What the task asks: Each entry needs to be restated exactly as written.

Listed entries:
________________________________________

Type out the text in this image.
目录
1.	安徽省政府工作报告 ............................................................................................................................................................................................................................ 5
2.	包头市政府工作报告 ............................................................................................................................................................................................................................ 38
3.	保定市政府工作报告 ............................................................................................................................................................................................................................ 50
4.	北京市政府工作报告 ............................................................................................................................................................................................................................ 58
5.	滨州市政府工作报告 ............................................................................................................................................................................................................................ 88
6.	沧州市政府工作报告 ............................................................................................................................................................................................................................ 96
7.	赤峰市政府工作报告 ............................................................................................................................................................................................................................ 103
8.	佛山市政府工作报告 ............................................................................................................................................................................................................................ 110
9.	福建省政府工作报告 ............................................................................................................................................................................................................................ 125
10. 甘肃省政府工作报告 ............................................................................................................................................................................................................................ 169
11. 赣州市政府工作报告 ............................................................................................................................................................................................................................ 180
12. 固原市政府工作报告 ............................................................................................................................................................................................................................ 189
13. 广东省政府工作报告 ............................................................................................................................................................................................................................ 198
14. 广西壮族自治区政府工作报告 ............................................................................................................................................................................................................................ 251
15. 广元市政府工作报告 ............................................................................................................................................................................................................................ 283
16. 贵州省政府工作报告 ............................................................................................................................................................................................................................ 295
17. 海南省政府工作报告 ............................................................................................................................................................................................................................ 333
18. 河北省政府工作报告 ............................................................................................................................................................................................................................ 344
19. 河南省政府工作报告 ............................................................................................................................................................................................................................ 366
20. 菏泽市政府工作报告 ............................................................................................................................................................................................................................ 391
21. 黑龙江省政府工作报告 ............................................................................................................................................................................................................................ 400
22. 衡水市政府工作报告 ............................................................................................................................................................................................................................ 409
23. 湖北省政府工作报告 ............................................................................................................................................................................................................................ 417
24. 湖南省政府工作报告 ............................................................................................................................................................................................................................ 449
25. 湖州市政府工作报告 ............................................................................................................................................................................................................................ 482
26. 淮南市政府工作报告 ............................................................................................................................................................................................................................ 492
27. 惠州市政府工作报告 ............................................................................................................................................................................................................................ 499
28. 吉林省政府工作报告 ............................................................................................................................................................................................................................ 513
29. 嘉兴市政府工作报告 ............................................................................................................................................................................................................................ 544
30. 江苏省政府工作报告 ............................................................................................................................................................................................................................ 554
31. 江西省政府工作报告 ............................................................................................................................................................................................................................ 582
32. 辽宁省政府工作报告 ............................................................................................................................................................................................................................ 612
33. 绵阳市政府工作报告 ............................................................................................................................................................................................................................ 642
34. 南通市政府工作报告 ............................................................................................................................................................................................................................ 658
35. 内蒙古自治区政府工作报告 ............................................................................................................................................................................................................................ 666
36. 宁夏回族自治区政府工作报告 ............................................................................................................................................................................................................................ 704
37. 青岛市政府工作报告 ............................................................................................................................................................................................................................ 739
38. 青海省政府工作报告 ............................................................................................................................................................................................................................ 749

________________________________________

Task output:
Type out the text in this image.
目录
1.	安徽省政府工作报告 ............................................................................................................................................................................................................................ 5
2.	包头市政府工作报告 ............................................................................................................................................................................................................................ 38
3.	保定市政府工作报告 ............................................................................................................................................................................................................................ 50
4.	北京市政府工作报告 ............................................................................................................................................................................................................................ 58
5.	滨州市政府工作报告 ............................................................................................................................................................................................................................ 88
6.	沧州市政府工作报告 ............................................................................................................................................................................................................................ 96
7.	赤峰市政府工作报告 ............................................................................................................................................................................................................................ 103
8.	佛山市政府工作报告 ............................................................................................................................................................................................................................ 110
9.	福建省政府工作报告 ............................................................................................................................................................................................................................ 125
10. 甘肃省政府工作报告 ............................................................................................................................................................................................................................ 169
11. 赣州市政府工作报告 ............................................................................................................................................................................................................................ 180
12. 固原市政府工作报告 ............................................................................................................................................................................................................................ 189
13. 广东省政府工作报告 ............................................................................................................................................................................................................................ 198
14. 广西壮族自治区政府工作报告 ............................................................................................................................................................................................................................ 251
15. 广元市政府工作报告 ............................................................................................................................................................................................................................ 283
16. 贵州省政府工作报告 ............................................................................................................................................................................................................................ 295
17. 海南省政府工作报告 ............................................................................................................................................................................................................................ 333
18. 河北省政府工作报告 ............................................................................................................................................................................................................................ 344
19. 河南省政府工作报告 ............................................................................................................................................................................................................................ 366
20. 菏泽市政府工作报告 ............................................................................................................................................................................................................................ 391
21. 黑龙江省政府工作报告 ............................................................................................................................................................................................................................ 400
22. 衡水市政府工作报告 ............................................................................................................................................................................................................................ 409
23. 湖北省政府工作报告 ............................................................................................................................................................................................................................ 417
24. 湖南省政府工作报告 ............................................................................................................................................................................................................................ 449
25. 湖州市政府工作报告 ............................................................................................................................................................................................................................ 482
26. 淮南市政府工作报告 ............................................................................................................................................................................................................................ 492
27. 惠州市政府工作报告 ............................................................................................................................................................................................................................ 499
28. 吉林省政府工作报告 ............................................................................................................................................................................................................................ 513
29. 嘉兴市政府工作报告 ............................................................................................................................................................................................................................ 544
30. 江苏省政府工作报告 ............................................................................................................................................................................................................................ 554
31. 江西省政府工作报告 ............................................................................................................................................................................................................................ 582
32. 辽宁省政府工作报告 ............................................................................................................................................................................................................................ 612
33. 绵阳市政府工作报告 ............................................................................................................................................................................................................................ 642
34. 南通市政府工作报告 ............................................................................................................................................................................................................................ 658
35. 内蒙古自治区政府工作报告 ............................................................................................................................................................................................................................ 666
36. 宁夏回族自治区政府工作报告 ............................................................................................................................................................................................................................ 704
37. 青岛市政府工作报告 ............................................................................................................................................................................................................................ 739
38. 青海省政府工作报告 ............................................................................................................................................................................................................................ 749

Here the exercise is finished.